***** Data supplied *****

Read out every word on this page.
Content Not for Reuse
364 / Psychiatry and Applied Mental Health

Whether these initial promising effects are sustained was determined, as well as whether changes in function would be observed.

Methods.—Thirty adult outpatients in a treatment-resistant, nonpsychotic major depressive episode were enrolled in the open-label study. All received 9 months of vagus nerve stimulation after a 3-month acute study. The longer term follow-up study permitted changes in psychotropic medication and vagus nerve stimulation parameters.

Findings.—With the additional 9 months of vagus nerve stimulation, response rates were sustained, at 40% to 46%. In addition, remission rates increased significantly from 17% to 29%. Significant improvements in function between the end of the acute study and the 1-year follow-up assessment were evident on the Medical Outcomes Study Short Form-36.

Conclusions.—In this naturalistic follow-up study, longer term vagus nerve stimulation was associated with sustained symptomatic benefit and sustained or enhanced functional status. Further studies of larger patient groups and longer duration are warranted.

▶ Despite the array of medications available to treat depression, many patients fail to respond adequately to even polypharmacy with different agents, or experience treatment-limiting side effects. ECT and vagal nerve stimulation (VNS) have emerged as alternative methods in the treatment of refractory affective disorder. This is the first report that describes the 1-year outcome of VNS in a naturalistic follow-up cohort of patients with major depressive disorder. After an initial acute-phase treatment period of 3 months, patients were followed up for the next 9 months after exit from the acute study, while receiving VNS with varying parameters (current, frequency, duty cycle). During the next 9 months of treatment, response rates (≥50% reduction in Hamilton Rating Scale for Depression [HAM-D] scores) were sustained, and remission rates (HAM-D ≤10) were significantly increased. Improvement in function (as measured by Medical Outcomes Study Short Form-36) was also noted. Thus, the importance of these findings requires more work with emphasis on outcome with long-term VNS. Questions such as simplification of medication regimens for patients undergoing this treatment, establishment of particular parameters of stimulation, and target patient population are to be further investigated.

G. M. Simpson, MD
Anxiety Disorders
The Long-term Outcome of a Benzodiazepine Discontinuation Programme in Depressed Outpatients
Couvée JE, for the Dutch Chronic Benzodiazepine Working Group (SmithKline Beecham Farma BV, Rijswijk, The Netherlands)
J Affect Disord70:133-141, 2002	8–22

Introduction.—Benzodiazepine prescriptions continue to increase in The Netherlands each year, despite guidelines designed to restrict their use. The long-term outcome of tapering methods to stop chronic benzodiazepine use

*****

Write the data out once more, exactly as it was given.

Read out every word on this page.
Content Not for Reuse
364 / Psychiatry and Applied Mental Health

Whether these initial promising effects are sustained was determined, as well as whether changes in function would be observed.

Methods.—Thirty adult outpatients in a treatment-resistant, nonpsychotic major depressive episode were enrolled in the open-label study. All received 9 months of vagus nerve stimulation after a 3-month acute study. The longer term follow-up study permitted changes in psychotropic medication and vagus nerve stimulation parameters.

Findings.—With the additional 9 months of vagus nerve stimulation, response rates were sustained, at 40% to 46%. In addition, remission rates increased significantly from 17% to 29%. Significant improvements in function between the end of the acute study and the 1-year follow-up assessment were evident on the Medical Outcomes Study Short Form-36.

Conclusions.—In this naturalistic follow-up study, longer term vagus nerve stimulation was associated with sustained symptomatic benefit and sustained or enhanced functional status. Further studies of larger patient groups and longer duration are warranted.

▶ Despite the array of medications available to treat depression, many patients fail to respond adequately to even polypharmacy with different agents, or experience treatment-limiting side effects. ECT and vagal nerve stimulation (VNS) have emerged as alternative methods in the treatment of refractory affective disorder. This is the first report that describes the 1-year outcome of VNS in a naturalistic follow-up cohort of patients with major depressive disorder. After an initial acute-phase treatment period of 3 months, patients were followed up for the next 9 months after exit from the acute study, while receiving VNS with varying parameters (current, frequency, duty cycle). During the next 9 months of treatment, response rates (≥50% reduction in Hamilton Rating Scale for Depression [HAM-D] scores) were sustained, and remission rates (HAM-D ≤10) were significantly increased. Improvement in function (as measured by Medical Outcomes Study Short Form-36) was also noted. Thus, the importance of these findings requires more work with emphasis on outcome with long-term VNS. Questions such as simplification of medication regimens for patients undergoing this treatment, establishment of particular parameters of stimulation, and target patient population are to be further investigated.

G. M. Simpson, MD
Anxiety Disorders
The Long-term Outcome of a Benzodiazepine Discontinuation Programme in Depressed Outpatients
Couvée JE, for the Dutch Chronic Benzodiazepine Working Group (SmithKline Beecham Farma BV, Rijswijk, The Netherlands)
J Affect Disord70:133-141, 2002	8–22

Introduction.—Benzodiazepine prescriptions continue to increase in The Netherlands each year, despite guidelines designed to restrict their use. The long-term outcome of tapering methods to stop chronic benzodiazepine use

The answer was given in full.